═════ INPUT ROWS

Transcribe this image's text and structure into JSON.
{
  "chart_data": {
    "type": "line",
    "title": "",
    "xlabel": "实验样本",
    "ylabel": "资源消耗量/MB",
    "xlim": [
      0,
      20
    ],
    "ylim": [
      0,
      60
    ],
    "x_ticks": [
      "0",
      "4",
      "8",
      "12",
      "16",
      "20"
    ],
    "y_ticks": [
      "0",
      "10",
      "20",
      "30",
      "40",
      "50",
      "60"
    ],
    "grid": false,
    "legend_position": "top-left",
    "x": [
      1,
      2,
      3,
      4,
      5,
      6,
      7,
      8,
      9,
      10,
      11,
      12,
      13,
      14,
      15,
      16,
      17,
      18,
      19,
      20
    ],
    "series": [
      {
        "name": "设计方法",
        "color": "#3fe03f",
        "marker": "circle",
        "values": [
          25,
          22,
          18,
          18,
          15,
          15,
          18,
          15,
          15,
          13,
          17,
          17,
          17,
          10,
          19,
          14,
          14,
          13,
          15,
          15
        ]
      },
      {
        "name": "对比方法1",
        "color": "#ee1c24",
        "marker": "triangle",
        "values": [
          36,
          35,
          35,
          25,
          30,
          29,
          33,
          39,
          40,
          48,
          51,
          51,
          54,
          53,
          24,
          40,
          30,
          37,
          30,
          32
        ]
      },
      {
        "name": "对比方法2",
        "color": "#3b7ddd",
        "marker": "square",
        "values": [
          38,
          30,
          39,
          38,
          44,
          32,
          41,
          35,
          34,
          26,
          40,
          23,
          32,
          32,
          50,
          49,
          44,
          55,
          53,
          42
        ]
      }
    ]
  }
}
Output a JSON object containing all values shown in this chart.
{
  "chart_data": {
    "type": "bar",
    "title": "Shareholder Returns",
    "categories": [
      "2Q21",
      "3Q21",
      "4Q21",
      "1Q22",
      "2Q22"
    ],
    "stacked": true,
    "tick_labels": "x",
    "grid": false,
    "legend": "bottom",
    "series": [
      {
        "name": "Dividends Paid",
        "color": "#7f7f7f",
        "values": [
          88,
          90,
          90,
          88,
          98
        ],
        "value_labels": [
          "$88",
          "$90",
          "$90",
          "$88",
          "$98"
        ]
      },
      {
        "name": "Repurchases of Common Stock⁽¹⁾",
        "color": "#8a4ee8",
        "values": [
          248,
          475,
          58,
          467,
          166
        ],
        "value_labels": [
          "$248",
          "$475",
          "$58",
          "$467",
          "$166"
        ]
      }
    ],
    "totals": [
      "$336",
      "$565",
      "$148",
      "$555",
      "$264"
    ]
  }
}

══════════

*PROBLEM DESCRIPTION*: Show each line of the listing that holds the string "name".

*THE COMPLETED TASK*:
        "name": "设计方法",
        "name": "对比方法1",
        "name": "对比方法2",
        "name": "Dividends Paid",
        "name": "Repurchases of Common Stock⁽¹⁾",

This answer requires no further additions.